■ RECORDS FOR THE TASK ■
========================================
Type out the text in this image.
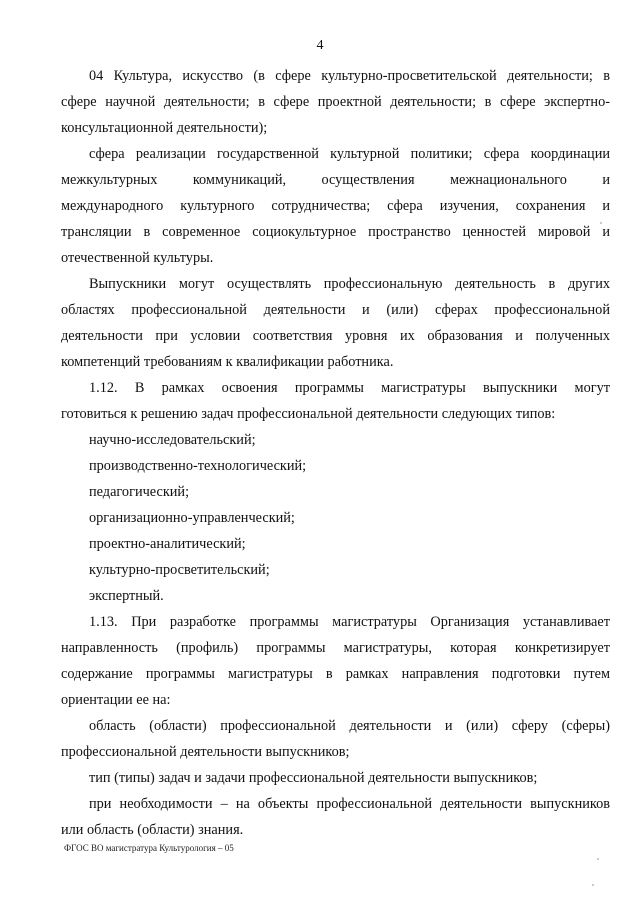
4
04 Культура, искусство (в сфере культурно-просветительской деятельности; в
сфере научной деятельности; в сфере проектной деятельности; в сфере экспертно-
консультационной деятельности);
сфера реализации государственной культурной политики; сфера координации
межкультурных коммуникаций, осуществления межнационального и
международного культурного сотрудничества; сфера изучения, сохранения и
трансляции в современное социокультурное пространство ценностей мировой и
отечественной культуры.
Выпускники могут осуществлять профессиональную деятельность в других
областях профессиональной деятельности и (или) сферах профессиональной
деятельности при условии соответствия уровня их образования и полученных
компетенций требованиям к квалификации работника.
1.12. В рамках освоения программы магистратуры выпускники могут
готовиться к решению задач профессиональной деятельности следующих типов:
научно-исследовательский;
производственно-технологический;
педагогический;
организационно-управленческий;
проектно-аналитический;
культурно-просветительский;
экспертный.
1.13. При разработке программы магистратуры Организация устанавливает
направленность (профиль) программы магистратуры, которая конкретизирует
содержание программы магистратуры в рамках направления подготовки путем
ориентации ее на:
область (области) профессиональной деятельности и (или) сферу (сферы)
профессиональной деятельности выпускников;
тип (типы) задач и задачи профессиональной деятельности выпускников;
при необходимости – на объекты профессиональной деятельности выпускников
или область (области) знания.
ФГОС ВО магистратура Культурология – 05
========================================
■ TO BE DONE ■
Reproduce the records verbatim, omitting all images they contain.

■ SOLVED EXERCISE ■
Type out the text in this image.
4
04 Культура, искусство (в сфере культурно-просветительской деятельности; в
сфере научной деятельности; в сфере проектной деятельности; в сфере экспертно-
консультационной деятельности);
сфера реализации государственной культурной политики; сфера координации
межкультурных коммуникаций, осуществления межнационального и
международного культурного сотрудничества; сфера изучения, сохранения и
трансляции в современное социокультурное пространство ценностей мировой и
отечественной культуры.
Выпускники могут осуществлять профессиональную деятельность в других
областях профессиональной деятельности и (или) сферах профессиональной
деятельности при условии соответствия уровня их образования и полученных
компетенций требованиям к квалификации работника.
1.12. В рамках освоения программы магистратуры выпускники могут
готовиться к решению задач профессиональной деятельности следующих типов:
научно-исследовательский;
производственно-технологический;
педагогический;
организационно-управленческий;
проектно-аналитический;
культурно-просветительский;
экспертный.
1.13. При разработке программы магистратуры Организация устанавливает
направленность (профиль) программы магистратуры, которая конкретизирует
содержание программы магистратуры в рамках направления подготовки путем
ориентации ее на:
область (области) профессиональной деятельности и (или) сферу (сферы)
профессиональной деятельности выпускников;
тип (типы) задач и задачи профессиональной деятельности выпускников;
при необходимости – на объекты профессиональной деятельности выпускников
или область (области) знания.
ФГОС ВО магистратура Культурология – 05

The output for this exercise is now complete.